Quote every line as written. Omit pictures.

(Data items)
+ + +
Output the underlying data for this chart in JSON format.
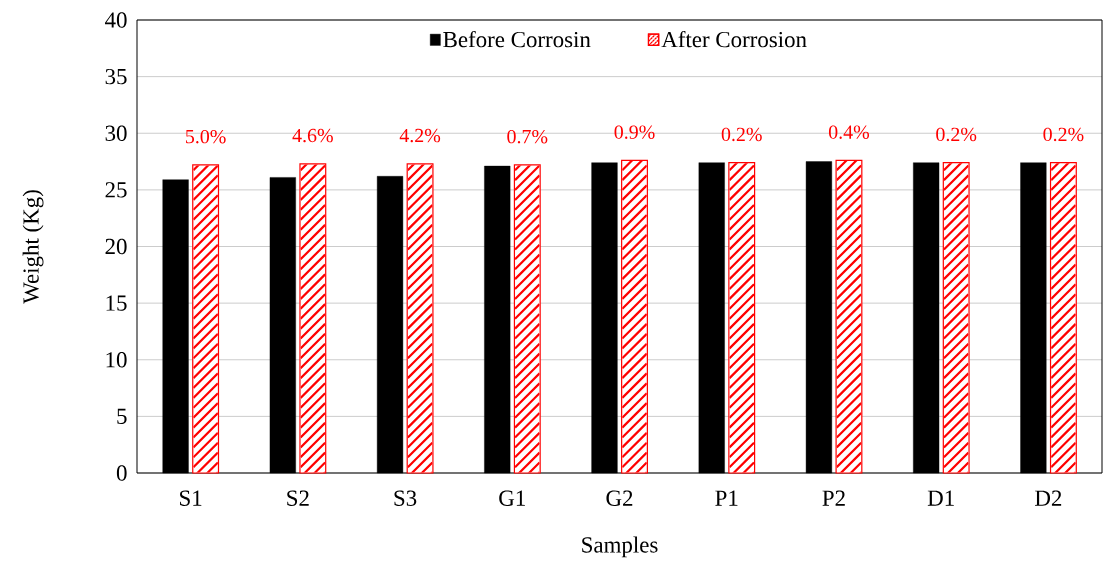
{
  "chart_data": {
    "type": "bar",
    "xlabel": "Samples",
    "ylabel": "Weight  (Kg)",
    "categories": [
      "S1",
      "S2",
      "S3",
      "G1",
      "G2",
      "P1",
      "P2",
      "D1",
      "D2"
    ],
    "series": [
      {
        "name": "Before Corrosin",
        "color": "#000000",
        "values": [
          25.9,
          26.1,
          26.2,
          27.1,
          27.4,
          27.4,
          27.5,
          27.4,
          27.4
        ]
      },
      {
        "name": "After Corrosion",
        "color": "#ff0000",
        "values": [
          27.2,
          27.3,
          27.3,
          27.2,
          27.6,
          27.4,
          27.6,
          27.4,
          27.4
        ]
      }
    ],
    "annotations": [
      {
        "text": "5.0%",
        "x": "S1",
        "y": 27.2
      },
      {
        "text": "4.6%",
        "x": "S2",
        "y": 27.3
      },
      {
        "text": "4.2%",
        "x": "S3",
        "y": 27.3
      },
      {
        "text": "0.7%",
        "x": "G1",
        "y": 27.2
      },
      {
        "text": "0.9%",
        "x": "G2",
        "y": 27.6
      },
      {
        "text": "0.2%",
        "x": "P1",
        "y": 27.4
      },
      {
        "text": "0.4%",
        "x": "P2",
        "y": 27.6
      },
      {
        "text": "0.2%",
        "x": "D1",
        "y": 27.4
      },
      {
        "text": "0.2%",
        "x": "D2",
        "y": 27.4
      }
    ],
    "ylim": [
      0,
      40
    ],
    "yticks": [
      0,
      5,
      10,
      15,
      20,
      25,
      30,
      35,
      40
    ],
    "grid": "y",
    "legend": "top"
  }
}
+ + +
### RESULT FOR THIS EXERCISE
Output the underlying data for this chart in JSON format.
{
  "chart_data": {
    "type": "bar",
    "xlabel": "Samples",
    "ylabel": "Weight  (Kg)",
    "categories": [
      "S1",
      "S2",
      "S3",
      "G1",
      "G2",
      "P1",
      "P2",
      "D1",
      "D2"
    ],
    "series": [
      {
        "name": "Before Corrosin",
        "color": "#000000",
        "values": [
          25.9,
          26.1,
          26.2,
          27.1,
          27.4,
          27.4,
          27.5,
          27.4,
          27.4
        ]
      },
      {
        "name": "After Corrosion",
        "color": "#ff0000",
        "values": [
          27.2,
          27.3,
          27.3,
          27.2,
          27.6,
          27.4,
          27.6,
          27.4,
          27.4
        ]
      }
    ],
    "annotations": [
      {
        "text": "5.0%",
        "x": "S1",
        "y": 27.2
      },
      {
        "text": "4.6%",
        "x": "S2",
        "y": 27.3
      },
      {
        "text": "4.2%",
        "x": "S3",
        "y": 27.3
      },
      {
        "text": "0.7%",
        "x": "G1",
        "y": 27.2
      },
      {
        "text": "0.9%",
        "x": "G2",
        "y": 27.6
      },
      {
        "text": "0.2%",
        "x": "P1",
        "y": 27.4
      },
      {
        "text": "0.4%",
        "x": "P2",
        "y": 27.6
      },
      {
        "text": "0.2%",
        "x": "D1",
        "y": 27.4
      },
      {
        "text": "0.2%",
        "x": "D2",
        "y": 27.4
      }
    ],
    "ylim": [
      0,
      40
    ],
    "yticks": [
      0,
      5,
      10,
      15,
      20,
      25,
      30,
      35,
      40
    ],
    "grid": "y",
    "legend": "top"
  }
}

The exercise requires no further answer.